Challenge: Write out each entry, exactly the way it appears.

Provided information:
::::::
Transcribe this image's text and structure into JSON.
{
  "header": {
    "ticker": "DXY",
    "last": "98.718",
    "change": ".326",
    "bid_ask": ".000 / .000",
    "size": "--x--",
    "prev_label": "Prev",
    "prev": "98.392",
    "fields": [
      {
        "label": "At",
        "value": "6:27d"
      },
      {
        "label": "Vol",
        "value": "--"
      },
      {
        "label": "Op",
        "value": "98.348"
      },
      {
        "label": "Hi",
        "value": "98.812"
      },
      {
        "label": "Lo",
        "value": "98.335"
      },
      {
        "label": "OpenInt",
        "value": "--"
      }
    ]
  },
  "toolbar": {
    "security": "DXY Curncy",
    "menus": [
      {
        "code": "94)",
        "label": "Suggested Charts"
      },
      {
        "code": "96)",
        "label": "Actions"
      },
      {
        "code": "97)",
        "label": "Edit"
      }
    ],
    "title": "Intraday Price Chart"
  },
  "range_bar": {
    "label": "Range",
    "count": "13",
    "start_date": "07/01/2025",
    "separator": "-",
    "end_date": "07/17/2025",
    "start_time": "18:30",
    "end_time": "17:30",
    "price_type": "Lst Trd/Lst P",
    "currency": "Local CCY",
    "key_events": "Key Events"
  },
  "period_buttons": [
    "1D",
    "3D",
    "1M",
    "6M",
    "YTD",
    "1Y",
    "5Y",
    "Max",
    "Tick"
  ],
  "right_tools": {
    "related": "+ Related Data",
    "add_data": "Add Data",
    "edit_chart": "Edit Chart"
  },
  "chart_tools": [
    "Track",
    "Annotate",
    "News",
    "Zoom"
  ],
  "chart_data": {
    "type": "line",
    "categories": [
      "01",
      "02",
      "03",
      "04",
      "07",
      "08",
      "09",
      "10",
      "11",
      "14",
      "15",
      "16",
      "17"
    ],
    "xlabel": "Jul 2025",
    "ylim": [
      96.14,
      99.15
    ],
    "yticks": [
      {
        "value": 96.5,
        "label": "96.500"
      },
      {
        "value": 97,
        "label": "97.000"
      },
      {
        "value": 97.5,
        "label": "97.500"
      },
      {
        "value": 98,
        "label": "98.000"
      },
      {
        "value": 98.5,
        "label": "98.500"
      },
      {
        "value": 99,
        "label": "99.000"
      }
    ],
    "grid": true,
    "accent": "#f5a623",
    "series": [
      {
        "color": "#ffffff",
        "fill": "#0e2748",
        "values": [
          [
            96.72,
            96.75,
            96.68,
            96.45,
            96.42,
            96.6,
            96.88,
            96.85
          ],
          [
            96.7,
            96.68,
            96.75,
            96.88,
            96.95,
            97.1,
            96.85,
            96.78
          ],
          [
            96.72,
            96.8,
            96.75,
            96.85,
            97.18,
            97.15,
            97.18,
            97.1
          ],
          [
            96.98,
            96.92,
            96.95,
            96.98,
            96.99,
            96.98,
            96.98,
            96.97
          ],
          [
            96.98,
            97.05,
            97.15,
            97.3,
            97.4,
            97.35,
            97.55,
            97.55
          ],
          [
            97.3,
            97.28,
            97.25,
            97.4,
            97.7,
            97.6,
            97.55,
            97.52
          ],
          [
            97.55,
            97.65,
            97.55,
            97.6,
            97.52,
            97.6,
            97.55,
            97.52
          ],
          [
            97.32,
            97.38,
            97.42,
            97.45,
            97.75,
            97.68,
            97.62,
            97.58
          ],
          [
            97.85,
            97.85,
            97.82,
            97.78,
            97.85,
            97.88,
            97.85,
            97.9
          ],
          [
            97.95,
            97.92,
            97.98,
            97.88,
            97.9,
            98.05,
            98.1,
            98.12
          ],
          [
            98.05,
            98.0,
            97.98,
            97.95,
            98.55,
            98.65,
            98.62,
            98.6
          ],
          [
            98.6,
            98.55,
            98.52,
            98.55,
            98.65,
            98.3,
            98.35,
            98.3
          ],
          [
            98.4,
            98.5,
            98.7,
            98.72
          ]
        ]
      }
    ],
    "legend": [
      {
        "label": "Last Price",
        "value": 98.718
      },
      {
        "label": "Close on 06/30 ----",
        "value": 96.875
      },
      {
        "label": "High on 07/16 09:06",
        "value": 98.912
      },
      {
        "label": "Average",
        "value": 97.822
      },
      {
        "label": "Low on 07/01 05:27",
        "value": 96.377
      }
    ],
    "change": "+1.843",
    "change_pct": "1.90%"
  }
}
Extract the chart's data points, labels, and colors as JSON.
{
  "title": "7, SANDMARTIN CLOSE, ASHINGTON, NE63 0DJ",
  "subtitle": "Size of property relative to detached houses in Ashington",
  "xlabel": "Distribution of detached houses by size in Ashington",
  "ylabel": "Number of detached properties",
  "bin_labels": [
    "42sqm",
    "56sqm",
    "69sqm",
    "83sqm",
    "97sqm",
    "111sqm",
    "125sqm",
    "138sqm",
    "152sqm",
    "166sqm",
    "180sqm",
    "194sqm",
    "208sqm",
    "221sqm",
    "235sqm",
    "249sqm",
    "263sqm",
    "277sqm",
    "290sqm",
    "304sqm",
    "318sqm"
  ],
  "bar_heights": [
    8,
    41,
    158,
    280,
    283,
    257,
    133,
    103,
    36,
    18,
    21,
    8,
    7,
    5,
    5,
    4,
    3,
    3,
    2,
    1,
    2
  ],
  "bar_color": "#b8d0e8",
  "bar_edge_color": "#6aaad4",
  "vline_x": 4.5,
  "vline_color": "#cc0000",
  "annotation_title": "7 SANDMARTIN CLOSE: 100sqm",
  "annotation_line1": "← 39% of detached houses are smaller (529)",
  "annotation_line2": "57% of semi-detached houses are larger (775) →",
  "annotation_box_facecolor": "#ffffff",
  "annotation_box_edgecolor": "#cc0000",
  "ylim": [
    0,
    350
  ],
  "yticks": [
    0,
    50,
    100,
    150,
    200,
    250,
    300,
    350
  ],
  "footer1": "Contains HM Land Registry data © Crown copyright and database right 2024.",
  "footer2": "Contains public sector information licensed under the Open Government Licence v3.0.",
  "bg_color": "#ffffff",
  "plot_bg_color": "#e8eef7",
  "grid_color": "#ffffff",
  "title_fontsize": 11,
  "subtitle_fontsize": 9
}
::::::
Output below:
Transcribe this image's text and structure into JSON.
{
  "header": {
    "ticker": "DXY",
    "last": "98.718",
    "change": ".326",
    "bid_ask": ".000 / .000",
    "size": "--x--",
    "prev_label": "Prev",
    "prev": "98.392",
    "fields": [
      {
        "label": "At",
        "value": "6:27d"
      },
      {
        "label": "Vol",
        "value": "--"
      },
      {
        "label": "Op",
        "value": "98.348"
      },
      {
        "label": "Hi",
        "value": "98.812"
      },
      {
        "label": "Lo",
        "value": "98.335"
      },
      {
        "label": "OpenInt",
        "value": "--"
      }
    ]
  },
  "toolbar": {
    "security": "DXY Curncy",
    "menus": [
      {
        "code": "94)",
        "label": "Suggested Charts"
      },
      {
        "code": "96)",
        "label": "Actions"
      },
      {
        "code": "97)",
        "label": "Edit"
      }
    ],
    "title": "Intraday Price Chart"
  },
  "range_bar": {
    "label": "Range",
    "count": "13",
    "start_date": "07/01/2025",
    "separator": "-",
    "end_date": "07/17/2025",
    "start_time": "18:30",
    "end_time": "17:30",
    "price_type": "Lst Trd/Lst P",
    "currency": "Local CCY",
    "key_events": "Key Events"
  },
  "period_buttons": [
    "1D",
    "3D",
    "1M",
    "6M",
    "YTD",
    "1Y",
    "5Y",
    "Max",
    "Tick"
  ],
  "right_tools": {
    "related": "+ Related Data",
    "add_data": "Add Data",
    "edit_chart": "Edit Chart"
  },
  "chart_tools": [
    "Track",
    "Annotate",
    "News",
    "Zoom"
  ],
  "chart_data": {
    "type": "line",
    "categories": [
      "01",
      "02",
      "03",
      "04",
      "07",
      "08",
      "09",
      "10",
      "11",
      "14",
      "15",
      "16",
      "17"
    ],
    "xlabel": "Jul 2025",
    "ylim": [
      96.14,
      99.15
    ],
    "yticks": [
      {
        "value": 96.5,
        "label": "96.500"
      },
      {
        "value": 97,
        "label": "97.000"
      },
      {
        "value": 97.5,
        "label": "97.500"
      },
      {
        "value": 98,
        "label": "98.000"
      },
      {
        "value": 98.5,
        "label": "98.500"
      },
      {
        "value": 99,
        "label": "99.000"
      }
    ],
    "grid": true,
    "accent": "#f5a623",
    "series": [
      {
        "color": "#ffffff",
        "fill": "#0e2748",
        "values": [
          [
            96.72,
            96.75,
            96.68,
            96.45,
            96.42,
            96.6,
            96.88,
            96.85
          ],
          [
            96.7,
            96.68,
            96.75,
            96.88,
            96.95,
            97.1,
            96.85,
            96.78
          ],
          [
            96.72,
            96.8,
            96.75,
            96.85,
            97.18,
            97.15,
            97.18,
            97.1
          ],
          [
            96.98,
            96.92,
            96.95,
            96.98,
            96.99,
            96.98,
            96.98,
            96.97
          ],
          [
            96.98,
            97.05,
            97.15,
            97.3,
            97.4,
            97.35,
            97.55,
            97.55
          ],
          [
            97.3,
            97.28,
            97.25,
            97.4,
            97.7,
            97.6,
            97.55,
            97.52
          ],
          [
            97.55,
            97.65,
            97.55,
            97.6,
            97.52,
            97.6,
            97.55,
            97.52
          ],
          [
            97.32,
            97.38,
            97.42,
            97.45,
            97.75,
            97.68,
            97.62,
            97.58
          ],
          [
            97.85,
            97.85,
            97.82,
            97.78,
            97.85,
            97.88,
            97.85,
            97.9
          ],
          [
            97.95,
            97.92,
            97.98,
            97.88,
            97.9,
            98.05,
            98.1,
            98.12
          ],
          [
            98.05,
            98.0,
            97.98,
            97.95,
            98.55,
            98.65,
            98.62,
            98.6
          ],
          [
            98.6,
            98.55,
            98.52,
            98.55,
            98.65,
            98.3,
            98.35,
            98.3
          ],
          [
            98.4,
            98.5,
            98.7,
            98.72
          ]
        ]
      }
    ],
    "legend": [
      {
        "label": "Last Price",
        "value": 98.718
      },
      {
        "label": "Close on 06/30 ----",
        "value": 96.875
      },
      {
        "label": "High on 07/16 09:06",
        "value": 98.912
      },
      {
        "label": "Average",
        "value": 97.822
      },
      {
        "label": "Low on 07/01 05:27",
        "value": 96.377
      }
    ],
    "change": "+1.843",
    "change_pct": "1.90%"
  }
}
Extract the chart's data points, labels, and colors as JSON.
{
  "title": "7, SANDMARTIN CLOSE, ASHINGTON, NE63 0DJ",
  "subtitle": "Size of property relative to detached houses in Ashington",
  "xlabel": "Distribution of detached houses by size in Ashington",
  "ylabel": "Number of detached properties",
  "bin_labels": [
    "42sqm",
    "56sqm",
    "69sqm",
    "83sqm",
    "97sqm",
    "111sqm",
    "125sqm",
    "138sqm",
    "152sqm",
    "166sqm",
    "180sqm",
    "194sqm",
    "208sqm",
    "221sqm",
    "235sqm",
    "249sqm",
    "263sqm",
    "277sqm",
    "290sqm",
    "304sqm",
    "318sqm"
  ],
  "bar_heights": [
    8,
    41,
    158,
    280,
    283,
    257,
    133,
    103,
    36,
    18,
    21,
    8,
    7,
    5,
    5,
    4,
    3,
    3,
    2,
    1,
    2
  ],
  "bar_color": "#b8d0e8",
  "bar_edge_color": "#6aaad4",
  "vline_x": 4.5,
  "vline_color": "#cc0000",
  "annotation_title": "7 SANDMARTIN CLOSE: 100sqm",
  "annotation_line1": "← 39% of detached houses are smaller (529)",
  "annotation_line2": "57% of semi-detached houses are larger (775) →",
  "annotation_box_facecolor": "#ffffff",
  "annotation_box_edgecolor": "#cc0000",
  "ylim": [
    0,
    350
  ],
  "yticks": [
    0,
    50,
    100,
    150,
    200,
    250,
    300,
    350
  ],
  "footer1": "Contains HM Land Registry data © Crown copyright and database right 2024.",
  "footer2": "Contains public sector information licensed under the Open Government Licence v3.0.",
  "bg_color": "#ffffff",
  "plot_bg_color": "#e8eef7",
  "grid_color": "#ffffff",
  "title_fontsize": 11,
  "subtitle_fontsize": 9
}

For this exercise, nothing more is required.